_Task goal_
Look through the listing underneath for "paniculas", and copy every line that has it.

_Provided data_
_ _ _

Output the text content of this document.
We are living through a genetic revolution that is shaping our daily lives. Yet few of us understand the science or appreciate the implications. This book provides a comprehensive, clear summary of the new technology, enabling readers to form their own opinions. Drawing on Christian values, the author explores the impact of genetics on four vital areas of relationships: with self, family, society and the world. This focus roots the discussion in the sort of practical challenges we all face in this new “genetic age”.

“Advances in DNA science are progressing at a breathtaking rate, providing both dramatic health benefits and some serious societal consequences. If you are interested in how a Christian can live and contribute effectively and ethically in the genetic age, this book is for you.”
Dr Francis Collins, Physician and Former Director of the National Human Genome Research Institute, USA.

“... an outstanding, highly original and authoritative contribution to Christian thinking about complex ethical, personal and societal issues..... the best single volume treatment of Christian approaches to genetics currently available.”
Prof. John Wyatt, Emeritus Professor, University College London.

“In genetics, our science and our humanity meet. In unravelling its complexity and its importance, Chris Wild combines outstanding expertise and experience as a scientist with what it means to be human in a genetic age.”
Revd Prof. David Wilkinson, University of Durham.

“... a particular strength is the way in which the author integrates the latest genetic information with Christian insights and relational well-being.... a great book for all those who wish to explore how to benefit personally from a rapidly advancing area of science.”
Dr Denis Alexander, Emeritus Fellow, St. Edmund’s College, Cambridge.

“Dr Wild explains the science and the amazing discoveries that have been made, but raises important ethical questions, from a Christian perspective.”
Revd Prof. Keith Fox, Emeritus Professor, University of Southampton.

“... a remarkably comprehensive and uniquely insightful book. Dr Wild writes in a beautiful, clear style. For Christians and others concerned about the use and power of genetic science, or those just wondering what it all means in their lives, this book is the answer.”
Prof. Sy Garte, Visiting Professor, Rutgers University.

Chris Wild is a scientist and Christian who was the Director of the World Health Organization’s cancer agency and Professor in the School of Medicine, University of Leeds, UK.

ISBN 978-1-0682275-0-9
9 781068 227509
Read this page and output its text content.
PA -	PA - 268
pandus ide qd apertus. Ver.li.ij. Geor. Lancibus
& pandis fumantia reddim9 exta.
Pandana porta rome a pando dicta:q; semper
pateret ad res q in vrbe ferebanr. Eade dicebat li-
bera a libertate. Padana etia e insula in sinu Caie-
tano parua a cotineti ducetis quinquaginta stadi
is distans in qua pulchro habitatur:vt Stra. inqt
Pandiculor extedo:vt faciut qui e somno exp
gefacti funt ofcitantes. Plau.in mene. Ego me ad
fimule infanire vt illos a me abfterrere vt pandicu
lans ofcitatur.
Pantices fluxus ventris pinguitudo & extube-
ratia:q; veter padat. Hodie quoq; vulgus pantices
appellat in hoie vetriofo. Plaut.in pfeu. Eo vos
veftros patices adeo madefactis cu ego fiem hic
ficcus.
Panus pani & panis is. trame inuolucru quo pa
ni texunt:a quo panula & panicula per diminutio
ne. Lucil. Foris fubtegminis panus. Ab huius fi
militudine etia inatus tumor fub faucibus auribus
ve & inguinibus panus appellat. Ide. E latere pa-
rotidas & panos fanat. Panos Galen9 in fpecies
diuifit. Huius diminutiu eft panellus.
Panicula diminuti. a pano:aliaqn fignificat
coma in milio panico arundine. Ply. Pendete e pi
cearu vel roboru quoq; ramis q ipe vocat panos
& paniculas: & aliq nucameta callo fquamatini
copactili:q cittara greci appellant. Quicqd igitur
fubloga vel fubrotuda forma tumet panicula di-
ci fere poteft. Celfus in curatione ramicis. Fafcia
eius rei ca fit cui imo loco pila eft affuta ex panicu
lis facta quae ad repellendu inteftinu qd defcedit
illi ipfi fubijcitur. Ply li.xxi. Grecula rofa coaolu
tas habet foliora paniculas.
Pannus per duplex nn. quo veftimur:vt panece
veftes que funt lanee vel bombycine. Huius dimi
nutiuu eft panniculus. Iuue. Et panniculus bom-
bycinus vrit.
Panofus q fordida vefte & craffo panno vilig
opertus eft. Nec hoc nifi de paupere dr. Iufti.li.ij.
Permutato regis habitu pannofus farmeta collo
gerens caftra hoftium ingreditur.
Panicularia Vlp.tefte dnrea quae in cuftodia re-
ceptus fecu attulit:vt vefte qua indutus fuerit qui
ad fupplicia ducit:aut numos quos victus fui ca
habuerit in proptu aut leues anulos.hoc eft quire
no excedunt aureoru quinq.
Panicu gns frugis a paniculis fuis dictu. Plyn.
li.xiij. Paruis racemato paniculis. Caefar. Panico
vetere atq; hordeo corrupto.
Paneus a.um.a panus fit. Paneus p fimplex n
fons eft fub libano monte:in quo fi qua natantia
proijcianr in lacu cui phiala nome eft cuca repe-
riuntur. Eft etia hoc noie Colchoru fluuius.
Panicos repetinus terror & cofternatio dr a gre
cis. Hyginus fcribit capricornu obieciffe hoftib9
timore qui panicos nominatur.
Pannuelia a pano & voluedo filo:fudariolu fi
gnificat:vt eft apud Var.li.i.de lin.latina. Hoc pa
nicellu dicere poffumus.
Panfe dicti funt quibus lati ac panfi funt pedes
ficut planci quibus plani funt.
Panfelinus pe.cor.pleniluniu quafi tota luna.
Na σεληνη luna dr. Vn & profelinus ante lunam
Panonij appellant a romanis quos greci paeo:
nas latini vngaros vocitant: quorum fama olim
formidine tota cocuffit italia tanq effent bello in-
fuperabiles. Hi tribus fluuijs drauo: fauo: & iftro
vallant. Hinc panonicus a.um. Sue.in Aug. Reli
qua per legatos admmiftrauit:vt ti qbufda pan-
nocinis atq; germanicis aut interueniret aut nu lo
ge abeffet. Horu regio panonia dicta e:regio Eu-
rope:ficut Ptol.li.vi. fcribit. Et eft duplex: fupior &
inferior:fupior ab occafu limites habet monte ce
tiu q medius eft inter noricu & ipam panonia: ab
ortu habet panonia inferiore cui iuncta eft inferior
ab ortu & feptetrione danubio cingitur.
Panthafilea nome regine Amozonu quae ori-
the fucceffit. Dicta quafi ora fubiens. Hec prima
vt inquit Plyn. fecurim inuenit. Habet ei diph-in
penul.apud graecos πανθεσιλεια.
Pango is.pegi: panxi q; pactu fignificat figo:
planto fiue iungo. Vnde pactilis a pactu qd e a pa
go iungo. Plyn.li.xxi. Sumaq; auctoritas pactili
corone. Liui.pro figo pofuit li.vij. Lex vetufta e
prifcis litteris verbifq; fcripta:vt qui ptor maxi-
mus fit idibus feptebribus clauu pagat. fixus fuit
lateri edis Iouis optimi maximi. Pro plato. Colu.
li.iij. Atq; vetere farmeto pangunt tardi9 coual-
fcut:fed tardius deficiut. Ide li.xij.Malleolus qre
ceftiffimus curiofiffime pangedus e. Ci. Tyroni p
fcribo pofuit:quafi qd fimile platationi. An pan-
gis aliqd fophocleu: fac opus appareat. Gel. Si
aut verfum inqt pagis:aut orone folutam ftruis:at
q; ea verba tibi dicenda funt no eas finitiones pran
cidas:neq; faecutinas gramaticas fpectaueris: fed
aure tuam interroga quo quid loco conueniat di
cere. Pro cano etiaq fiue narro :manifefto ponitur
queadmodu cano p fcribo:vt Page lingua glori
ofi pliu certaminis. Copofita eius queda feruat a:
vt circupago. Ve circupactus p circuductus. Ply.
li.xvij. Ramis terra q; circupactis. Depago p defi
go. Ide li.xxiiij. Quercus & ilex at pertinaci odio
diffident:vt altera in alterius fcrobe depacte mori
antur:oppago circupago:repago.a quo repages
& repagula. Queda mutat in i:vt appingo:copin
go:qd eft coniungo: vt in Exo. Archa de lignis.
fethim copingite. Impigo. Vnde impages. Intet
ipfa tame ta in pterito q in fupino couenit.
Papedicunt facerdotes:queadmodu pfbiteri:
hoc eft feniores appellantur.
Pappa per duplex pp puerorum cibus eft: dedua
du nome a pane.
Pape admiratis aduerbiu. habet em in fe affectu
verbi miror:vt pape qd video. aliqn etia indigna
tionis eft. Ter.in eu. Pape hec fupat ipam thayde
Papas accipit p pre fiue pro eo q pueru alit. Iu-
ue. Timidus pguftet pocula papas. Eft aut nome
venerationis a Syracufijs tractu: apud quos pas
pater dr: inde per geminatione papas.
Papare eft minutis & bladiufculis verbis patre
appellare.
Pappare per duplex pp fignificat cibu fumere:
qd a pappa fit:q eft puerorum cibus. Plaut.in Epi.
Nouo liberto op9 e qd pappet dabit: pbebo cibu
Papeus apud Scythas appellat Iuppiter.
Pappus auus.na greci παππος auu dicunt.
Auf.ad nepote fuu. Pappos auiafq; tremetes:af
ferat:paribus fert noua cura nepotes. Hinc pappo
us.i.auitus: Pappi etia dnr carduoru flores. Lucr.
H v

_ _ _

_Exercise result_
& paniculas: & aliq nucameta callo fquamatini
tas habet foliora paniculas.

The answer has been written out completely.